* [WORK TO BE COMPLETED]: Within the records, determine how many lines contain the word "more". Your reply must consist of that number only.

##############################

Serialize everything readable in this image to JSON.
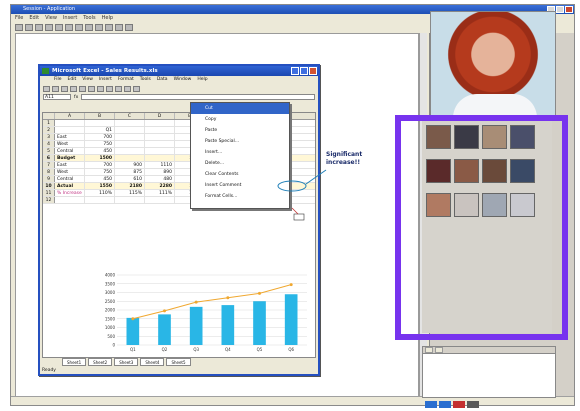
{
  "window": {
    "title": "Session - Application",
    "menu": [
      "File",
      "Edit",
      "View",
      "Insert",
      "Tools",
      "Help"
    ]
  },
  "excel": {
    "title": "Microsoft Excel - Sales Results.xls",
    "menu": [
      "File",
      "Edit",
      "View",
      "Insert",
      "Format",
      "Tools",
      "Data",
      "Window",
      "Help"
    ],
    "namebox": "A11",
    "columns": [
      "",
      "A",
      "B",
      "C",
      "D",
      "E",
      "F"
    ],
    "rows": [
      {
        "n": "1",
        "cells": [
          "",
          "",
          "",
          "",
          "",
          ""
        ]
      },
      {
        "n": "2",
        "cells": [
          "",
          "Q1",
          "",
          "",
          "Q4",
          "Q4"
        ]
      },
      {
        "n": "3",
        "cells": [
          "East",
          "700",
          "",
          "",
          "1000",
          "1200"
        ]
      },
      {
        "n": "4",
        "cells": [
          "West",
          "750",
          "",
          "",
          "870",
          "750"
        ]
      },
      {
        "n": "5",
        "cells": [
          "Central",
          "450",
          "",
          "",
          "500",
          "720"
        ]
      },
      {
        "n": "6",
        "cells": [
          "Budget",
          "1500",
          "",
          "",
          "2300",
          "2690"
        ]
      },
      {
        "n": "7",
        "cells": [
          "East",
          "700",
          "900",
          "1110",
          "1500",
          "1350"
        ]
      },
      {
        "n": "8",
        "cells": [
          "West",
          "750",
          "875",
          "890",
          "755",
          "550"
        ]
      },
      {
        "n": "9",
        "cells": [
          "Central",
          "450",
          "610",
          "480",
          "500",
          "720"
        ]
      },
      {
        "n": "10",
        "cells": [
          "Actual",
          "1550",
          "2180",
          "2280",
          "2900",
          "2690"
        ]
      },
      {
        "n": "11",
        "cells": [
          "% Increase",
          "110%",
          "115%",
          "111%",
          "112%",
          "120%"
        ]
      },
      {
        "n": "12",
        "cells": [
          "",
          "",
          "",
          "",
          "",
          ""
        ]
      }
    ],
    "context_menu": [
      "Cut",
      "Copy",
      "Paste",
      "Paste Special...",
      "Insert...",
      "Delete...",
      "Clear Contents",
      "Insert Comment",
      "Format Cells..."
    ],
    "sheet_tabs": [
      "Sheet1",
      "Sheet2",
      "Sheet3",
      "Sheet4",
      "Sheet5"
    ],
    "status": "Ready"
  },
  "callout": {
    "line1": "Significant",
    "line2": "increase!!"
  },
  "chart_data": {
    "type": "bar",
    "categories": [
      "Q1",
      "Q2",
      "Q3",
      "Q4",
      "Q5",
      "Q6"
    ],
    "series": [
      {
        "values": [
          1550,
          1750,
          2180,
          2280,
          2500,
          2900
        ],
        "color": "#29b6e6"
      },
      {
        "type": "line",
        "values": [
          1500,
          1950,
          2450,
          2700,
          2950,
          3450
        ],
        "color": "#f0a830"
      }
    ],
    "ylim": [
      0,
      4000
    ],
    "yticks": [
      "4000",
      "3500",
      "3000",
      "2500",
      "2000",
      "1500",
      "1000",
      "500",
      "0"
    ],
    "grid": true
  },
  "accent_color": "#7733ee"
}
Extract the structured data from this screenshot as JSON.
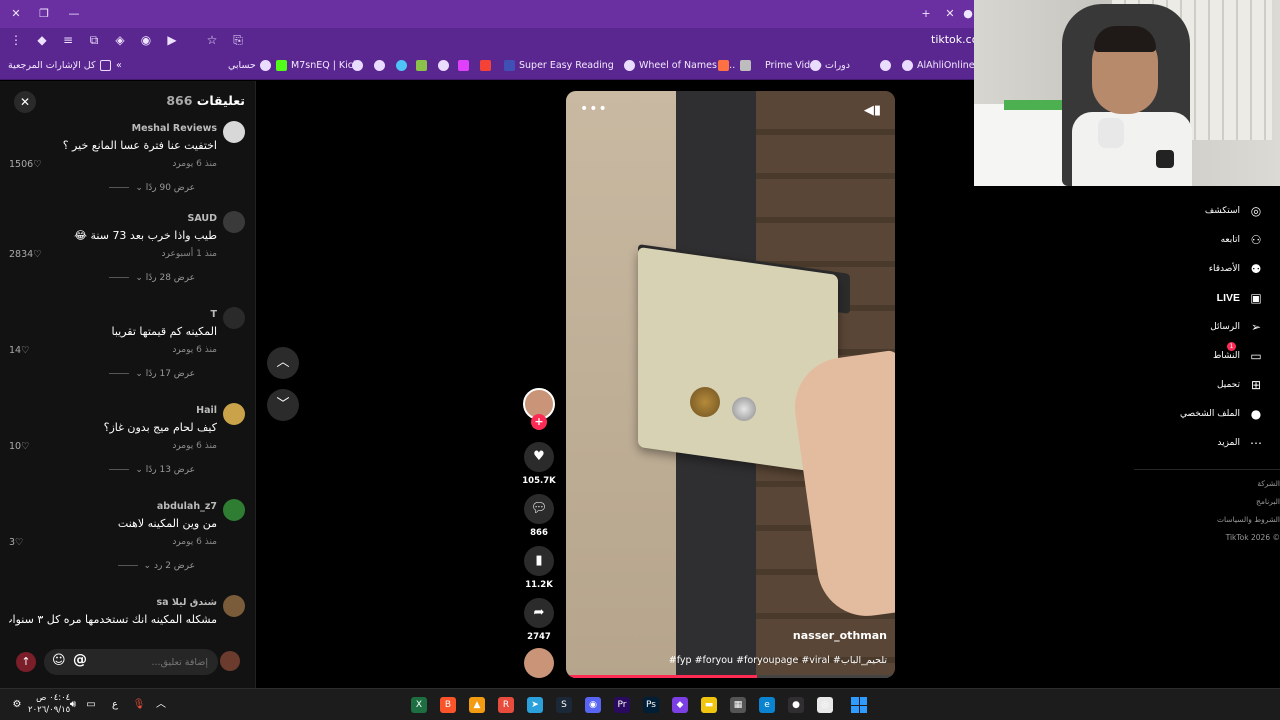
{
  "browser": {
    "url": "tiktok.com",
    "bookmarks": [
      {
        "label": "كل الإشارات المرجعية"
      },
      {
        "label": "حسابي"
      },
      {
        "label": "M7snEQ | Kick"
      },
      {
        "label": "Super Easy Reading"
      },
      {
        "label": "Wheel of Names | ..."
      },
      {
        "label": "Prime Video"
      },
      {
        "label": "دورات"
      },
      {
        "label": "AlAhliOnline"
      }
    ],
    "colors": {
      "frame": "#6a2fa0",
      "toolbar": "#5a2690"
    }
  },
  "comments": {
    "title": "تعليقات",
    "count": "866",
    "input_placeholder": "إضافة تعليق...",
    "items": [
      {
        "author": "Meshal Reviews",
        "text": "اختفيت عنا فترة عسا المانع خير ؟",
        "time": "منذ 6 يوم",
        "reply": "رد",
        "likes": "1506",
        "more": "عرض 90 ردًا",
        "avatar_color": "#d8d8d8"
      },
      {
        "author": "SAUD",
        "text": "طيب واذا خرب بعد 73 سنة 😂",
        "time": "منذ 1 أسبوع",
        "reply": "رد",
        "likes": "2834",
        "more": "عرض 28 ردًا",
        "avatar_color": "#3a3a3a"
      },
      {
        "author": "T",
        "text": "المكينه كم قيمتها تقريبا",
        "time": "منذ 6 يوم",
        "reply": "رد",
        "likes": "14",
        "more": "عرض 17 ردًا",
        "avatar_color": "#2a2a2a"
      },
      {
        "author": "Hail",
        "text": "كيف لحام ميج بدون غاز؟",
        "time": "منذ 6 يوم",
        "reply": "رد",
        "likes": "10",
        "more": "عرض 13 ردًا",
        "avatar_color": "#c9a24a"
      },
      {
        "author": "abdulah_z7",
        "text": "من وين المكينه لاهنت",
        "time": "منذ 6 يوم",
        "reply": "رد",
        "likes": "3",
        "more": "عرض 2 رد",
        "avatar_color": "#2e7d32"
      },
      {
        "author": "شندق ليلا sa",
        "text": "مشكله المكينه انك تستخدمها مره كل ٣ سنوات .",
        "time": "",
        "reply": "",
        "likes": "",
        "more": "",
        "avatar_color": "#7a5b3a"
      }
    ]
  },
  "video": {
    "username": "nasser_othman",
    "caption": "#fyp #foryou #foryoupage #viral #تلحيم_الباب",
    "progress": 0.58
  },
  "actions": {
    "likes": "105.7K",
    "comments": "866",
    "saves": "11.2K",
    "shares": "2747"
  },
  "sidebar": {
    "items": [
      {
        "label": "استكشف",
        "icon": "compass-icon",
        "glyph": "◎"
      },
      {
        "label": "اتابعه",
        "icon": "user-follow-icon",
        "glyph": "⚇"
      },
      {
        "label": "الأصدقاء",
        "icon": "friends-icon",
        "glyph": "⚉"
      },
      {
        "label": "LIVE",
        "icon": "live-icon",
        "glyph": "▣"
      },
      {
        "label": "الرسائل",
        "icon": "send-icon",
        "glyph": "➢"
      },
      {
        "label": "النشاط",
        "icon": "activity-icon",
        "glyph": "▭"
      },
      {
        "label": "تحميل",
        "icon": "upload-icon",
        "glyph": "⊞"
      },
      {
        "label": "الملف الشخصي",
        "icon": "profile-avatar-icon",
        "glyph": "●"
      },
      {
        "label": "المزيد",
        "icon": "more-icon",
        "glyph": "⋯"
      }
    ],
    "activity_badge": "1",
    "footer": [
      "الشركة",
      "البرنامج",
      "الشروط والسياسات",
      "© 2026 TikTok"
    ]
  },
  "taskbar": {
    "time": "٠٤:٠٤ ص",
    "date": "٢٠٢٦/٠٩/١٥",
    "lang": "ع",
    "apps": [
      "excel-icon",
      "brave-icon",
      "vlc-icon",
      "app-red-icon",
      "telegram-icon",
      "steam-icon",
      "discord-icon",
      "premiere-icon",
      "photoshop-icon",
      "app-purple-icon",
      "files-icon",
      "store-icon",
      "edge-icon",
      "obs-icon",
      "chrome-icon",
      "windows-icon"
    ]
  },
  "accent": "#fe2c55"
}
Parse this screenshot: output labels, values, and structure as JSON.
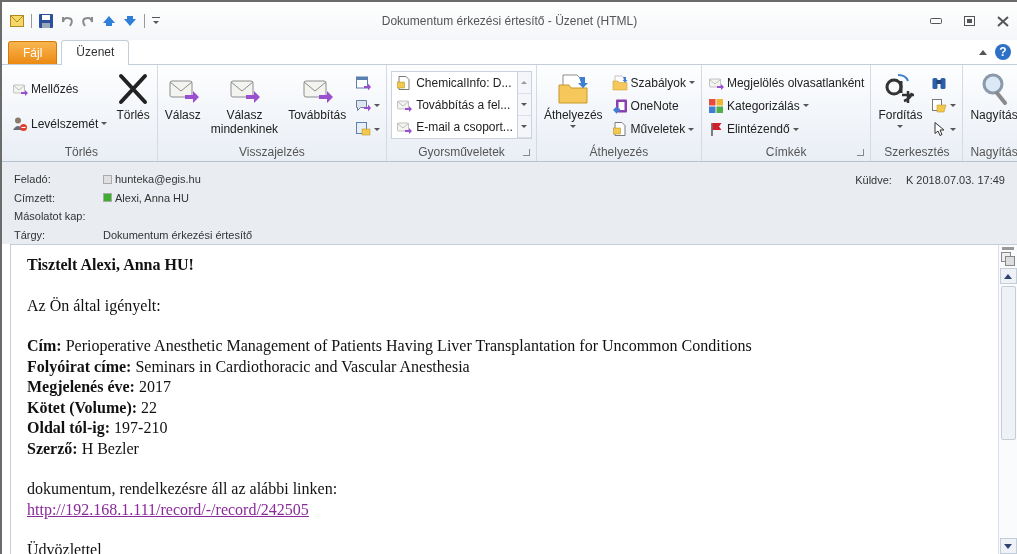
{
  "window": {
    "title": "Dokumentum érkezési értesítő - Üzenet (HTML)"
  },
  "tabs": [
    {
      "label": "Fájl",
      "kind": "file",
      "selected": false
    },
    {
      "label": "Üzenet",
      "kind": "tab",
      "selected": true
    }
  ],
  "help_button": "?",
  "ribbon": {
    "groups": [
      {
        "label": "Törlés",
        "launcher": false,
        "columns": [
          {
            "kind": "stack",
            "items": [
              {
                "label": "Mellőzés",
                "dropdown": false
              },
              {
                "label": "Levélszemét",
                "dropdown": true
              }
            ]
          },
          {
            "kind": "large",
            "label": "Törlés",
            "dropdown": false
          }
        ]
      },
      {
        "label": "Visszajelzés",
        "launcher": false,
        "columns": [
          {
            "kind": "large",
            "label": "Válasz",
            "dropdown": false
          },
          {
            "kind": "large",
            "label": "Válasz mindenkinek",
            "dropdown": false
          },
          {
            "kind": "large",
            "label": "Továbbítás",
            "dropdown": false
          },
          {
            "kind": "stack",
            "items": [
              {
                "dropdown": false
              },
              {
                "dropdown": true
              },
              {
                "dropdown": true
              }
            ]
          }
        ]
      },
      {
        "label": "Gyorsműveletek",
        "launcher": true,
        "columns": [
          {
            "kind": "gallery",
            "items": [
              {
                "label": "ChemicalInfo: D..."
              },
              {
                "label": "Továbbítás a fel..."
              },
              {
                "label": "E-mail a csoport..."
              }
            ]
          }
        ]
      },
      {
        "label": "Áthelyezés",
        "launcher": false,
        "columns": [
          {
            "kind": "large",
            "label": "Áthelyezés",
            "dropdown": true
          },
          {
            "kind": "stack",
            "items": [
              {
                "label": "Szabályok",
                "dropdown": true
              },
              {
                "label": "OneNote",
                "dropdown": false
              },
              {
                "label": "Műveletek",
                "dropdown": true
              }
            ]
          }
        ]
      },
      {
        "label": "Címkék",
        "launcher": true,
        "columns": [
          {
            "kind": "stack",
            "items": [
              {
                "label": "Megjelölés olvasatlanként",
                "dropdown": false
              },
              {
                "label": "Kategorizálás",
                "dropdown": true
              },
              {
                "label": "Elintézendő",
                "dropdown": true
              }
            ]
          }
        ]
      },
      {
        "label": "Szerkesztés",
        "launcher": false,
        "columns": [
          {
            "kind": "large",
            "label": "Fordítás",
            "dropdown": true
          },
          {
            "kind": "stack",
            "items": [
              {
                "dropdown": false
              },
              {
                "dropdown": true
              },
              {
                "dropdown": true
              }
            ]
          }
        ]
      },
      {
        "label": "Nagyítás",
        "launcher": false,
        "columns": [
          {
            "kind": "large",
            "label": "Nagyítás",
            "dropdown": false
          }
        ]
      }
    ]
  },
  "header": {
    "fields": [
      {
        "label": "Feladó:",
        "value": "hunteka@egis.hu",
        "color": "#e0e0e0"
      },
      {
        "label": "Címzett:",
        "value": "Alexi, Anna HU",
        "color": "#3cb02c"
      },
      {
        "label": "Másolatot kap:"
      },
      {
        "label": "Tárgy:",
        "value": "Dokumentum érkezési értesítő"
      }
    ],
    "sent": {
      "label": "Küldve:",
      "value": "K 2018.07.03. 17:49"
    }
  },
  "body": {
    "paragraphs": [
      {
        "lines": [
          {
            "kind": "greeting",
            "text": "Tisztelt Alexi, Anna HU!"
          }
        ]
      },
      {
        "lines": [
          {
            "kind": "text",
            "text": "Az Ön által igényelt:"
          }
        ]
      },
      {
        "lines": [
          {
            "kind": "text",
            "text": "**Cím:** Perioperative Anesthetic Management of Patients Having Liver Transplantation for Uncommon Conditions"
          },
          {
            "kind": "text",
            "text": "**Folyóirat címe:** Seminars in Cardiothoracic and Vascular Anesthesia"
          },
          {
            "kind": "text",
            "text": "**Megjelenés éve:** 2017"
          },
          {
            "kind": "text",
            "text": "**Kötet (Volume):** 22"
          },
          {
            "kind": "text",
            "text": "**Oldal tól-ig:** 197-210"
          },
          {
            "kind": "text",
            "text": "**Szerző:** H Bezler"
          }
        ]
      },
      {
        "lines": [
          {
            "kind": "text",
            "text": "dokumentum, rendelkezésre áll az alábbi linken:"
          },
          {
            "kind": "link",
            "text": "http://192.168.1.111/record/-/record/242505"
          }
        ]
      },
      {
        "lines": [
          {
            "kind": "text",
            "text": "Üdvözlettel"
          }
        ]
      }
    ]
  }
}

##############################

* [REPLY]: 7